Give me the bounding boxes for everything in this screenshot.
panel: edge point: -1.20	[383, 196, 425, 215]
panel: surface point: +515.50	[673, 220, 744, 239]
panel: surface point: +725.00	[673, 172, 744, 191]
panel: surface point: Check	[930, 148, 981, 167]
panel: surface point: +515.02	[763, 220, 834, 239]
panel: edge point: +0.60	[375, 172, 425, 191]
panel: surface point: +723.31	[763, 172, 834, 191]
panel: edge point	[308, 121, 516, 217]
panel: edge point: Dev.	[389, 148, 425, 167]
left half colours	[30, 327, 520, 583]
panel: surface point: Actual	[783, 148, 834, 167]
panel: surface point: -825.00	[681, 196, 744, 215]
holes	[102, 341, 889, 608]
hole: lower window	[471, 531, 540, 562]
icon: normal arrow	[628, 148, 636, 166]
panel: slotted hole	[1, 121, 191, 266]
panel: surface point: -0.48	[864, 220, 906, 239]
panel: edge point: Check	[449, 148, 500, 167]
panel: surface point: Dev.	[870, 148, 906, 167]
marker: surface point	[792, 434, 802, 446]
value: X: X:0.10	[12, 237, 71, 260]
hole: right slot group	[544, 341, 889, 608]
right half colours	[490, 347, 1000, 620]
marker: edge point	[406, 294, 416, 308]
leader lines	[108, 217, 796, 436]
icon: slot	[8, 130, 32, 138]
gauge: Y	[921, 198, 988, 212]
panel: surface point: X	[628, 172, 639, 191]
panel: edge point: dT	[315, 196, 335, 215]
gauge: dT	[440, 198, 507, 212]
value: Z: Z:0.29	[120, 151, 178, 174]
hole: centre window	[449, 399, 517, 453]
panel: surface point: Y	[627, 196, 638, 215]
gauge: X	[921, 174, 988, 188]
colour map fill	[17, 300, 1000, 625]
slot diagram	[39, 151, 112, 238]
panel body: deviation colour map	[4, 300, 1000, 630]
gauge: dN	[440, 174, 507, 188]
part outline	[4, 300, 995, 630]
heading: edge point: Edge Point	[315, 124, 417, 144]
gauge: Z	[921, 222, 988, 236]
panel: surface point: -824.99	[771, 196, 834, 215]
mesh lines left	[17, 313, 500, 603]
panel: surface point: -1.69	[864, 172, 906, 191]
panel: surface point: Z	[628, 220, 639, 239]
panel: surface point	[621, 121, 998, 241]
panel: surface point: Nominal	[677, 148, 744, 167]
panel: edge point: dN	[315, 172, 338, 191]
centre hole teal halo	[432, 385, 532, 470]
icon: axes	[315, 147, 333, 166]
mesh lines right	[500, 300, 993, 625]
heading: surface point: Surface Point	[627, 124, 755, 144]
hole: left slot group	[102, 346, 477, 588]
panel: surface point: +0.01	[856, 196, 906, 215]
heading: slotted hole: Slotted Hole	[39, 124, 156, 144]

--------------------------------

▶ _Exercise_
Repeat every line above word for word, in the same order, leaving nothing out and changing nothing.

▶ _Problem solution_
Give me the bounding boxes for everything in this screenshot.
panel: edge point: -1.20	[383, 196, 425, 215]
panel: surface point: +515.50	[673, 220, 744, 239]
panel: surface point: +725.00	[673, 172, 744, 191]
panel: surface point: Check	[930, 148, 981, 167]
panel: surface point: +515.02	[763, 220, 834, 239]
panel: edge point: +0.60	[375, 172, 425, 191]
panel: surface point: +723.31	[763, 172, 834, 191]
panel: edge point	[308, 121, 516, 217]
panel: edge point: Dev.	[389, 148, 425, 167]
left half colours	[30, 327, 520, 583]
panel: surface point: Actual	[783, 148, 834, 167]
panel: surface point: -825.00	[681, 196, 744, 215]
holes	[102, 341, 889, 608]
hole: lower window	[471, 531, 540, 562]
icon: normal arrow	[628, 148, 636, 166]
panel: slotted hole	[1, 121, 191, 266]
panel: surface point: -0.48	[864, 220, 906, 239]
panel: edge point: Check	[449, 148, 500, 167]
panel: surface point: Dev.	[870, 148, 906, 167]
marker: surface point	[792, 434, 802, 446]
value: X: X:0.10	[12, 237, 71, 260]
hole: right slot group	[544, 341, 889, 608]
right half colours	[490, 347, 1000, 620]
marker: edge point	[406, 294, 416, 308]
leader lines	[108, 217, 796, 436]
icon: slot	[8, 130, 32, 138]
gauge: Y	[921, 198, 988, 212]
panel: surface point: X	[628, 172, 639, 191]
panel: edge point: dT	[315, 196, 335, 215]
gauge: dT	[440, 198, 507, 212]
value: Z: Z:0.29	[120, 151, 178, 174]
hole: centre window	[449, 399, 517, 453]
panel: surface point: Y	[627, 196, 638, 215]
gauge: X	[921, 174, 988, 188]
colour map fill	[17, 300, 1000, 625]
slot diagram	[39, 151, 112, 238]
panel body: deviation colour map	[4, 300, 1000, 630]
gauge: dN	[440, 174, 507, 188]
part outline	[4, 300, 995, 630]
heading: edge point: Edge Point	[315, 124, 417, 144]
gauge: Z	[921, 222, 988, 236]
panel: surface point: -824.99	[771, 196, 834, 215]
mesh lines left	[17, 313, 500, 603]
panel: surface point: -1.69	[864, 172, 906, 191]
panel: surface point: Z	[628, 220, 639, 239]
panel: surface point	[621, 121, 998, 241]
panel: surface point: Nominal	[677, 148, 744, 167]
panel: edge point: dN	[315, 172, 338, 191]
centre hole teal halo	[432, 385, 532, 470]
icon: axes	[315, 147, 333, 166]
mesh lines right	[500, 300, 993, 625]
heading: surface point: Surface Point	[627, 124, 755, 144]
hole: left slot group	[102, 346, 477, 588]
panel: surface point: +0.01	[856, 196, 906, 215]
heading: slotted hole: Slotted Hole	[39, 124, 156, 144]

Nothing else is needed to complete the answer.